[Begin]

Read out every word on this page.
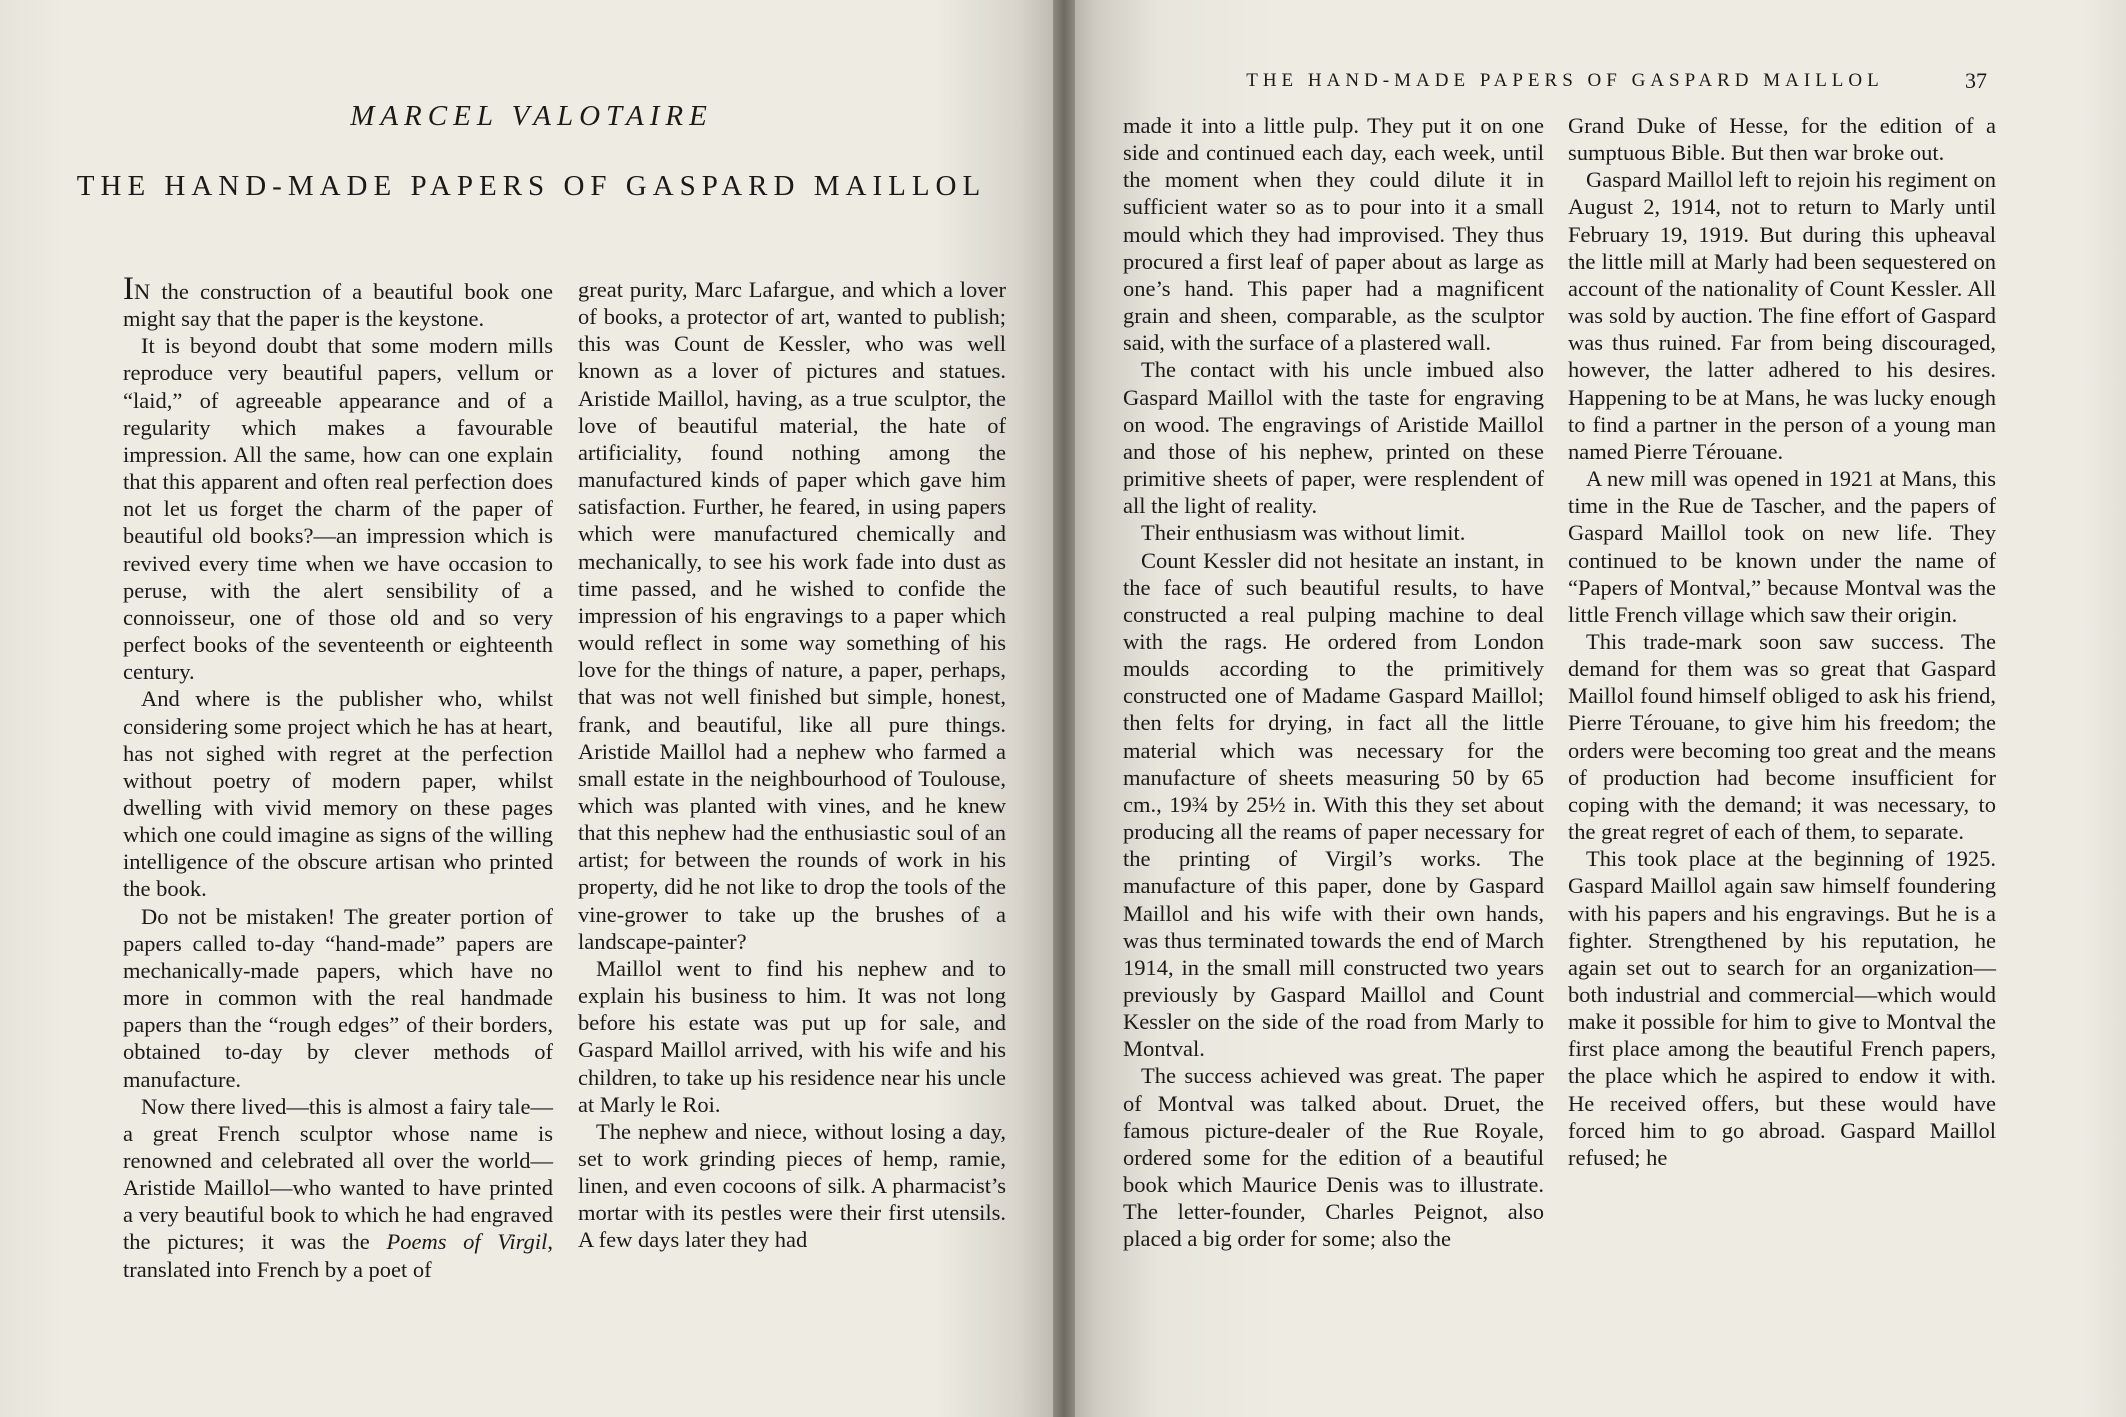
MARCEL VALOTAIRE
THE HAND-MADE PAPERS OF GASPARD MAILLOL
THE HAND-MADE PAPERS OF GASPARD MAILLOL	37

IN the construction of a beautiful book one might say that the paper is the keystone.

It is beyond doubt that some modern mills reproduce very beautiful papers, vellum or “laid,” of agreeable appearance and of a regularity which makes a favourable impression. All the same, how can one explain that this apparent and often real perfection does not let us forget the charm of the paper of beautiful old books?—an impression which is revived every time when we have occasion to peruse, with the alert sensibility of a connoisseur, one of those old and so very perfect books of the seventeenth or eighteenth century.

And where is the publisher who, whilst considering some project which he has at heart, has not sighed with regret at the perfection without poetry of modern paper, whilst dwelling with vivid memory on these pages which one could imagine as signs of the willing intelligence of the obscure artisan who printed the book.

Do not be mistaken! The greater portion of papers called to-day “hand-made” papers are mechanically-made papers, which have no more in common with the real handmade papers than the “rough edges” of their borders, obtained to-day by clever methods of manufacture.

Now there lived—this is almost a fairy tale—a great French sculptor whose name is renowned and celebrated all over the world—Aristide Maillol—who wanted to have printed a very beautiful book to which he had engraved the pictures; it was the Poems of Virgil, translated into French by a poet of

great purity, Marc Lafargue, and which a lover of books, a protector of art, wanted to publish; this was Count de Kessler, who was well known as a lover of pictures and statues. Aristide Maillol, having, as a true sculptor, the love of beautiful material, the hate of artificiality, found nothing among the manufactured kinds of paper which gave him satisfaction. Further, he feared, in using papers which were manufactured chemically and mechanically, to see his work fade into dust as time passed, and he wished to confide the impression of his engravings to a paper which would reflect in some way something of his love for the things of nature, a paper, perhaps, that was not well finished but simple, honest, frank, and beautiful, like all pure things. Aristide Maillol had a nephew who farmed a small estate in the neighbourhood of Toulouse, which was planted with vines, and he knew that this nephew had the enthusiastic soul of an artist; for between the rounds of work in his property, did he not like to drop the tools of the vine-grower to take up the brushes of a landscape-painter?

Maillol went to find his nephew and to explain his business to him. It was not long before his estate was put up for sale, and Gaspard Maillol arrived, with his wife and his children, to take up his residence near his uncle at Marly le Roi.

The nephew and niece, without losing a day, set to work grinding pieces of hemp, ramie, linen, and even cocoons of silk. A pharmacist’s mortar with its pestles were their first utensils. A few days later they had

made it into a little pulp. They put it on one side and continued each day, each week, until the moment when they could dilute it in sufficient water so as to pour into it a small mould which they had improvised. They thus procured a first leaf of paper about as large as one’s hand. This paper had a magnificent grain and sheen, comparable, as the sculptor said, with the surface of a plastered wall.

The contact with his uncle imbued also Gaspard Maillol with the taste for engraving on wood. The engravings of Aristide Maillol and those of his nephew, printed on these primitive sheets of paper, were resplendent of all the light of reality.

Their enthusiasm was without limit.

Count Kessler did not hesitate an instant, in the face of such beautiful results, to have constructed a real pulping machine to deal with the rags. He ordered from London moulds according to the primitively constructed one of Madame Gaspard Maillol; then felts for drying, in fact all the little material which was necessary for the manufacture of sheets measuring 50 by 65 cm., 19¾ by 25½ in. With this they set about producing all the reams of paper necessary for the printing of Virgil’s works. The manufacture of this paper, done by Gaspard Maillol and his wife with their own hands, was thus terminated towards the end of March 1914, in the small mill constructed two years previously by Gaspard Maillol and Count Kessler on the side of the road from Marly to Montval.

The success achieved was great. The paper of Montval was talked about. Druet, the famous picture-dealer of the Rue Royale, ordered some for the edition of a beautiful book which Maurice Denis was to illustrate. The letter-founder, Charles Peignot, also placed a big order for some; also the

Grand Duke of Hesse, for the edition of a sumptuous Bible. But then war broke out.

Gaspard Maillol left to rejoin his regiment on August 2, 1914, not to return to Marly until February 19, 1919. But during this upheaval the little mill at Marly had been sequestered on account of the nationality of Count Kessler. All was sold by auction. The fine effort of Gaspard was thus ruined. Far from being discouraged, however, the latter adhered to his desires. Happening to be at Mans, he was lucky enough to find a partner in the person of a young man named Pierre Térouane.

A new mill was opened in 1921 at Mans, this time in the Rue de Tascher, and the papers of Gaspard Maillol took on new life. They continued to be known under the name of “Papers of Montval,” because Montval was the little French village which saw their origin.

This trade-mark soon saw success. The demand for them was so great that Gaspard Maillol found himself obliged to ask his friend, Pierre Térouane, to give him his freedom; the orders were becoming too great and the means of production had become insufficient for coping with the demand; it was necessary, to the great regret of each of them, to separate.

This took place at the beginning of 1925. Gaspard Maillol again saw himself foundering with his papers and his engravings. But he is a fighter. Strengthened by his reputation, he again set out to search for an organization—both industrial and commercial—which would make it possible for him to give to Montval the first place among the beautiful French papers, the place which he aspired to endow it with. He received offers, but these would have forced him to go abroad. Gaspard Maillol refused; he
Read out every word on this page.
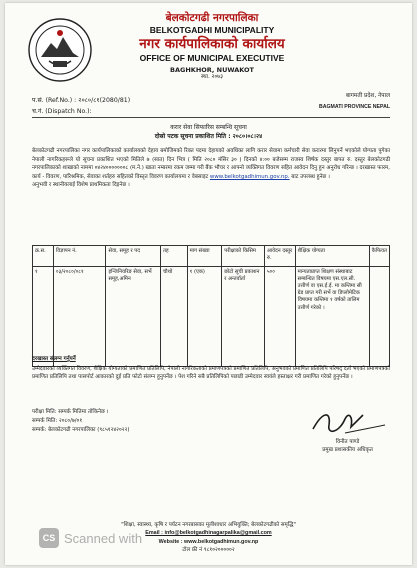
बेलकोटगढी नगरपालिका
BELKOTGADHI MUNICIPALITY
नगर कार्यपालिकाको कार्यालय
OFFICE OF MUNICIPAL EXECUTIVE
BAGHKHOR, NUWAKOT
स्था. २०७३
प.सं. (Ref.No.) : २०८०/८१(2080/81)
च.नं. (Dispatch No.):
बागमती प्रदेश, नेपाल
BAGMATI PROVINCE NEPAL
करार सेवा सिफारिस सम्बन्धि सूचना
दोस्रो पटक सूचना प्रकाशित मिति : २०८०।०८।२४
बेलकोटगढी नगरपालिका नगर कार्यपालिकाको कार्यालयको देहाय बमोजिमको रिक्त पदमा देहायको अवधिका लागि करार सेवामा कर्मचारी सेवा करारमा लिनुपर्ने भएकोले योग्यता पुगेका नेपाली नागरिकहरूले यो सूचना प्रकाशित भएको मितिले ७ (सात) दिन भित्र ( मिति २०८० मंसिर ३० ) दिनको ४:०० बजेसम्म राजस्व शिर्षक दस्तुर बापत रु. दस्तुर बेलकोटगढी नगरपालिकाको शाखाको नाममा ०४२४०००००००८ (म.ने.) खाता नम्बरमा रकम जम्मा गरी बैंक भौचर र आफ्नो व्यक्तिगत विवरण सहित आवेदन दिनु हुन अनुरोध गरिन्छ । दरखास्त फारम, कार्य - विवरण, पारिश्रमिक, सेवाका शर्तहरु सहितको विस्तृत विवरण कार्यालयमा र वेबसाइट www.belkotgadhimun.gov.np. बाट उपलब्ध हुनेछ ।
अनुभवी र स्थानीयलाई विशेष प्राथमिकता दिइनेछ ।
क्र.स.	विज्ञापन नं.	सेवा, समूह र पद	तह	माग संख्या	परीक्षाको किसिम	आवेदन दस्तुर रु.	शैक्षिक योग्यता	कैफियत
१	०३/२०८०/०८१	इन्जिनियरिङ सेवा, सर्भे समूह,अमिन	चौथो	१ (एक)	छोटो सूची प्रकाशन र अन्तर्वार्ता	५००	मान्यताप्राप्त शिक्षण संस्थाबाट सम्बन्धित विषयमा एस.एल.सी. उत्तीर्ण वा एस.ई.ई. मा कम्तिमा सी ग्रेड प्राप्त गरी सर्भे वा डिप्लोमेटिक विषयमा कम्तिमा १ वर्षको तालिम उत्तीर्ण गरेको ।	
दरखास्त संलग्न गर्नुपर्ने
उम्मेदवारको व्यक्तिगत विवरण, शैक्षिक योग्यताको प्रमाणित प्रतिलिपि, नेपाली नागरिकताको प्रमाणपत्रको प्रमाणित प्रतिलिपि, अनुभवको प्रमाणित प्रतिलिपि परिषद् दर्ता भएको प्रमाणपत्रको प्रमाणित प्रतिलिपि तथा पासपोर्ट आकारको दुई प्रति फोटो संलग्न हुनुपर्नेछ । पेश गरिने सबै प्रतिलिपिको पछाडी उम्मेदवार स्वयंले हस्ताक्षर गरी प्रमाणित गरेको हुनुपर्नेछ ।
परीक्षा मिति: सम्पर्क मितिमा तोकिनेछ ।
सम्पर्क मिति: २०८०/७/०१
सम्पर्क: बेलकोटगढी नगरपालिका (९८५१२४२०२२)
विनीत पाण्डे
प्रमुख प्रशासकीय अधिकृत
"शिक्षा, स्वास्थ्य, कृषि र पर्यटन नगरबासका मूलीशाधार अभियुक्ति; बेलकोटगढीको समृद्धि"
Email : info@belkotgadhinagarpalika@gmail.com
Website : www.belkotgadhimun.gov.np
टोल फ्री नं ९८१०२०००००२
CS Scanned with
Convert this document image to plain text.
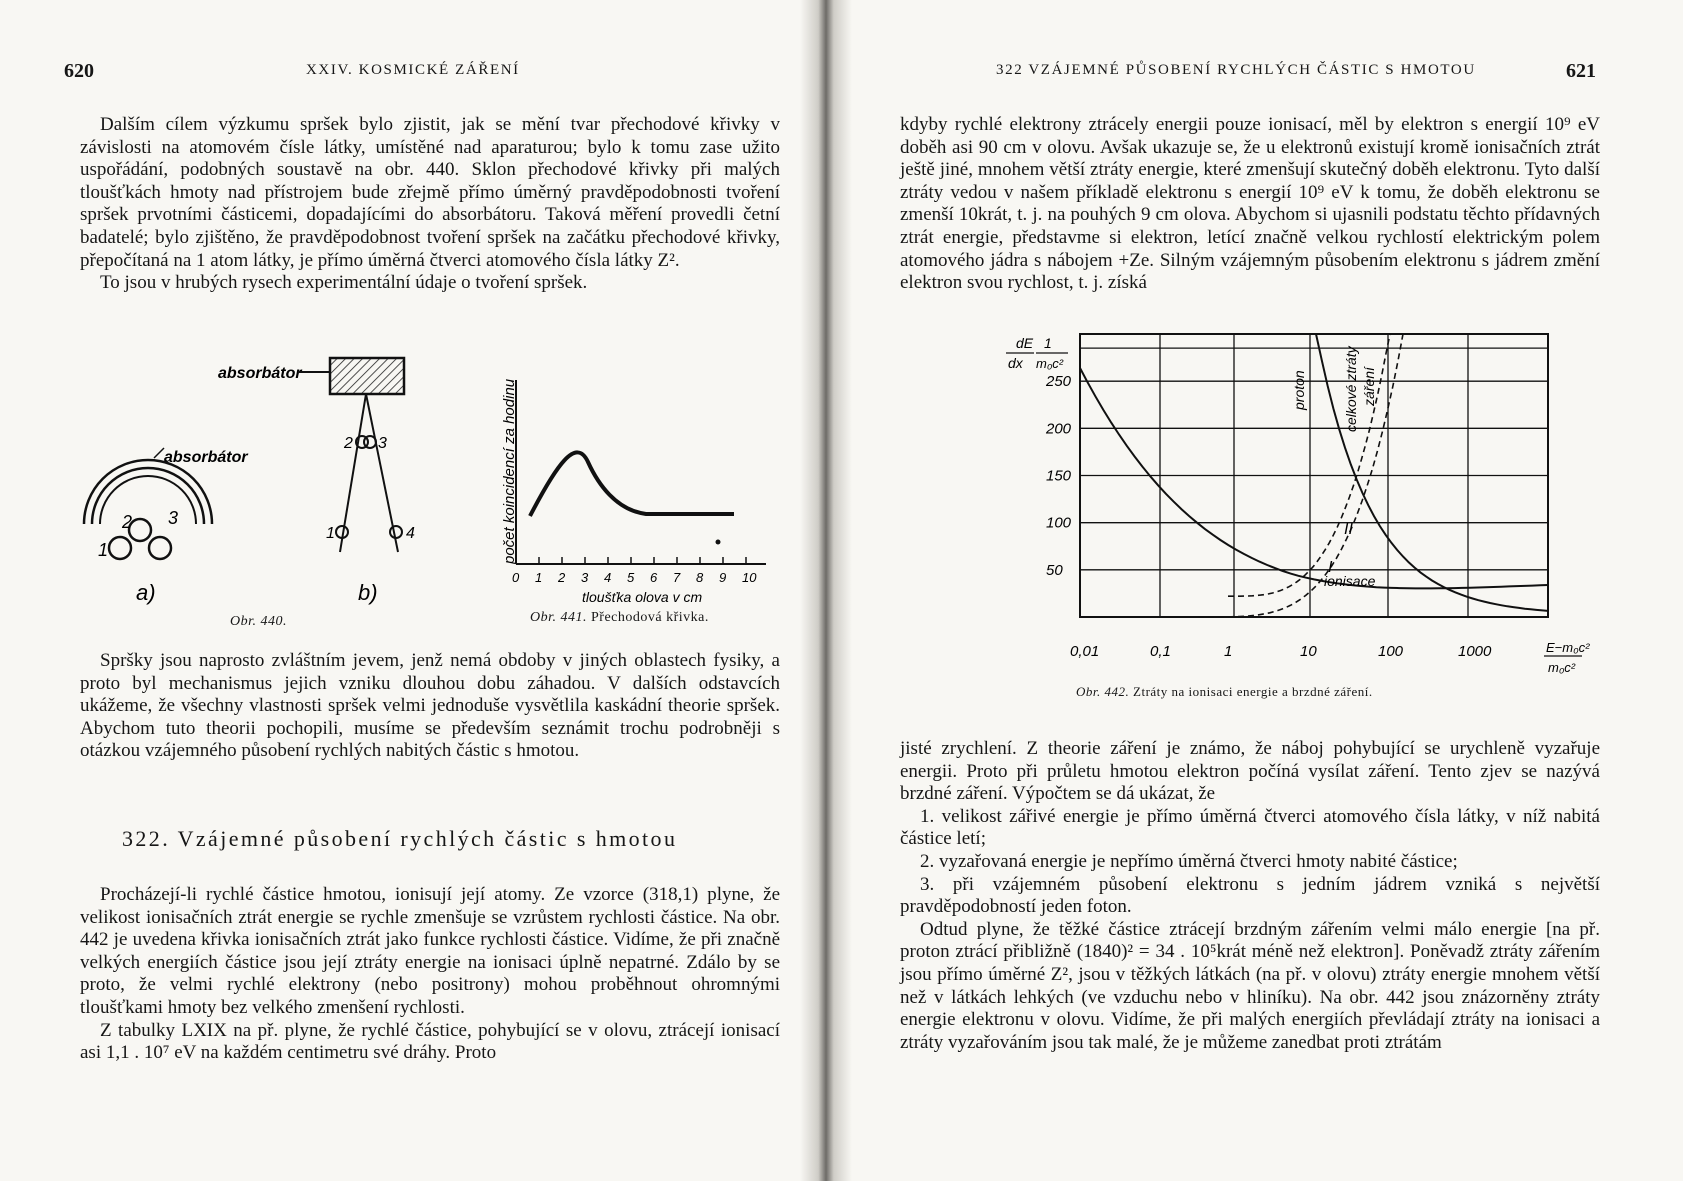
620	XXIV. KOSMICKÉ ZÁŘENÍ

Dalším cílem výzkumu spršek bylo zjistit, jak se mění tvar přechodové křivky v závislosti na atomovém čísle látky, umístěné nad aparaturou; bylo k tomu zase užito uspořádání, podobných soustavě na obr. 440. Sklon přechodové křivky při malých tloušťkách hmoty nad přístrojem bude zřejmě přímo úměrný pravděpodobnosti tvoření spršek prvotními částicemi, dopadajícími do absorbátoru. Taková měření provedli četní badatelé; bylo zjištěno, že pravděpodobnost tvoření spršek na začátku přechodové křivky, přepočítaná na 1 atom látky, je přímo úměrná čtverci atomového čísla látky Z².

To jsou v hrubých rysech experimentální údaje o tvoření spršek.

absorbátor
2 3
1	4
b)
absorbátor
1
2 3
a)
Obr. 440.
počet koincidencí za hodinu
0 1 2 3 4 5 6 7 8 9 10
tloušťka olova v cm
Obr. 441. Přechodová křivka.

Spršky jsou naprosto zvláštním jevem, jenž nemá obdoby v jiných oblastech fysiky, a proto byl mechanismus jejich vzniku dlouhou dobu záhadou. V dalších odstavcích ukážeme, že všechny vlastnosti spršek velmi jednoduše vysvětlila kaskádní theorie spršek. Abychom tuto theorii pochopili, musíme se především seznámit trochu podrobněji s otázkou vzájemného působení rychlých nabitých částic s hmotou.

322. Vzájemné působení rychlých částic s hmotou

Procházejí-li rychlé částice hmotou, ionisují její atomy. Ze vzorce (318,1) plyne, že velikost ionisačních ztrát energie se rychle zmenšuje se vzrůstem rychlosti částice. Na obr. 442 je uvedena křivka ionisačních ztrát jako funkce rychlosti částice. Vidíme, že při značně velkých energiích částice jsou její ztráty energie na ionisaci úplně nepatrné. Zdálo by se proto, že velmi rychlé elektrony (nebo positrony) mohou proběhnout ohromnými tloušťkami hmoty bez velkého zmenšení rychlosti.

Z tabulky LXIX na př. plyne, že rychlé částice, pohybující se v olovu, ztrácejí ionisací asi 1,1 . 10⁷ eV na každém centimetru své dráhy. Proto

322 VZÁJEMNÉ PŮSOBENÍ RYCHLÝCH ČÁSTIC S HMOTOU	621

kdyby rychlé elektrony ztrácely energii pouze ionisací, měl by elektron s energií 10⁹ eV doběh asi 90 cm v olovu. Avšak ukazuje se, že u elektronů existují kromě ionisačních ztrát ještě jiné, mnohem větší ztráty energie, které zmenšují skutečný doběh elektronu. Tyto další ztráty vedou v našem příkladě elektronu s energií 10⁹ eV k tomu, že doběh elektronu se zmenší 10krát, t. j. na pouhých 9 cm olova. Abychom si ujasnili podstatu těchto přídavných ztrát energie, představme si elektron, letící značně velkou rychlostí elektrickým polem atomového jádra s nábojem +Ze. Silným vzájemným působením elektronu s jádrem změní elektron svou rychlost, t. j. získá

dE
dx
1
m₀c²
0,01	0,1	1	10	100	1000
50
100
150
200
250	proton	celkové ztráty záření
ionisace
II
I
E−m₀c²
m₀c²
Obr. 442. Ztráty na ionisaci energie a brzdné záření.

jisté zrychlení. Z theorie záření je známo, že náboj pohybující se urychleně vyzařuje energii. Proto při průletu hmotou elektron počíná vysílat záření. Tento zjev se nazývá brzdné záření. Výpočtem se dá ukázat, že

1. velikost zářivé energie je přímo úměrná čtverci atomového čísla látky, v níž nabitá částice letí;

2. vyzařovaná energie je nepřímo úměrná čtverci hmoty nabité částice;

3. při vzájemném působení elektronu s jedním jádrem vzniká s největší pravděpodobností jeden foton.

Odtud plyne, že těžké částice ztrácejí brzdným zářením velmi málo energie [na př. proton ztrácí přibližně (1840)² = 34 . 10⁵krát méně než elektron]. Poněvadž ztráty zářením jsou přímo úměrné Z², jsou v těžkých látkách (na př. v olovu) ztráty energie mnohem větší než v látkách lehkých (ve vzduchu nebo v hliníku). Na obr. 442 jsou znázorněny ztráty energie elektronu v olovu. Vidíme, že při malých energiích převládají ztráty na ionisaci a ztráty vyzařováním jsou tak malé, že je můžeme zanedbat proti ztrátám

[End]

▶ Directions
Find the word "among" in the material, then list each line that holds it.

▶ Exercise answer
great purity, Marc Lafargue, and which a lover of books, a protector of art, wanted to publish; this was Count de Kessler, who was well known as a lover of pictures and statues. Aristide Maillol, having, as a true sculptor, the love of beautiful material, the hate of artificiality, found nothing among the manufactured kinds of paper which gave him satisfaction. Further, he feared, in using papers which were manufactured chemically and mechanically, to see his work fade into dust as time passed, and he wished to confide the impression of his engravings to a paper which would reflect in some way something of his love for the things of nature, a paper, perhaps, that was not well finished but simple, honest, frank, and beautiful, like all pure things. Aristide Maillol had a nephew who farmed a small estate in the neighbourhood of Toulouse, which was planted with vines, and he knew that this nephew had the enthusiastic soul of an artist; for between the rounds of work in his property, did he not like to drop the tools of the vine-grower to take up the brushes of a landscape-painter?
This took place at the beginning of 1925. Gaspard Maillol again saw himself foundering with his papers and his engravings. But he is a fighter. Strengthened by his reputation, he again set out to search for an organization—both industrial and commercial—which would make it possible for him to give to Montval the first place among the beautiful French papers, the place which he aspired to endow it with. He received offers, but these would have forced him to go abroad. Gaspard Maillol refused; he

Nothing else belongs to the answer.